— Start of RECORDS PROVIDED —

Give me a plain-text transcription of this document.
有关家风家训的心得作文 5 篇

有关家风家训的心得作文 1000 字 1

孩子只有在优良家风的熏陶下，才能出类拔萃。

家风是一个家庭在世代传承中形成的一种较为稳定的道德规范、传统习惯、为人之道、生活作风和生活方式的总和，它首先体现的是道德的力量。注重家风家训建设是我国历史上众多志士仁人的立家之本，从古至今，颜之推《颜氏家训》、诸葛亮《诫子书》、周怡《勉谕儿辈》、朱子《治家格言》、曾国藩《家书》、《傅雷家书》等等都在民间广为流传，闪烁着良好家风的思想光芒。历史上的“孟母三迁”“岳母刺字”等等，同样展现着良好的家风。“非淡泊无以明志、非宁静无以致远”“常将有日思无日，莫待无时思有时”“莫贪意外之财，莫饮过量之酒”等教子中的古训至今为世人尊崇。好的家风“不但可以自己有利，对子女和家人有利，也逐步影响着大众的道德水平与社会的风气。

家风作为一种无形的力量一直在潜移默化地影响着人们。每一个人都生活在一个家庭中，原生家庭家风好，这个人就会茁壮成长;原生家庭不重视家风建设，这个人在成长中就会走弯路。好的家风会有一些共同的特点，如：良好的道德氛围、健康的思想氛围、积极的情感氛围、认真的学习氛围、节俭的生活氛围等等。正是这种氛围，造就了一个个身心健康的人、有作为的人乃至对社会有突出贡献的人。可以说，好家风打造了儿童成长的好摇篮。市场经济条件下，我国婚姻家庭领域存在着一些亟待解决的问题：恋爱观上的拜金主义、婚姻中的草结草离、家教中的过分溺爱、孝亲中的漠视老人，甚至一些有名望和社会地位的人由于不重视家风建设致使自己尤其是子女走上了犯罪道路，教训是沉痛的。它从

— End of RECORDS PROVIDED —

*WHAT TO PRODUCE*. Reproduce the full listing exactly.

*EXERCISE OUTPUT*.
Give me a plain-text transcription of this document.
有关家风家训的心得作文 5 篇

有关家风家训的心得作文 1000 字 1

孩子只有在优良家风的熏陶下，才能出类拔萃。

家风是一个家庭在世代传承中形成的一种较为稳定的道德规范、传统习惯、为人之道、生活作风和生活方式的总和，它首先体现的是道德的力量。注重家风家训建设是我国历史上众多志士仁人的立家之本，从古至今，颜之推《颜氏家训》、诸葛亮《诫子书》、周怡《勉谕儿辈》、朱子《治家格言》、曾国藩《家书》、《傅雷家书》等等都在民间广为流传，闪烁着良好家风的思想光芒。历史上的“孟母三迁”“岳母刺字”等等，同样展现着良好的家风。“非淡泊无以明志、非宁静无以致远”“常将有日思无日，莫待无时思有时”“莫贪意外之财，莫饮过量之酒”等教子中的古训至今为世人尊崇。好的家风“不但可以自己有利，对子女和家人有利，也逐步影响着大众的道德水平与社会的风气。

家风作为一种无形的力量一直在潜移默化地影响着人们。每一个人都生活在一个家庭中，原生家庭家风好，这个人就会茁壮成长;原生家庭不重视家风建设，这个人在成长中就会走弯路。好的家风会有一些共同的特点，如：良好的道德氛围、健康的思想氛围、积极的情感氛围、认真的学习氛围、节俭的生活氛围等等。正是这种氛围，造就了一个个身心健康的人、有作为的人乃至对社会有突出贡献的人。可以说，好家风打造了儿童成长的好摇篮。市场经济条件下，我国婚姻家庭领域存在着一些亟待解决的问题：恋爱观上的拜金主义、婚姻中的草结草离、家教中的过分溺爱、孝亲中的漠视老人，甚至一些有名望和社会地位的人由于不重视家风建设致使自己尤其是子女走上了犯罪道路，教训是沉痛的。它从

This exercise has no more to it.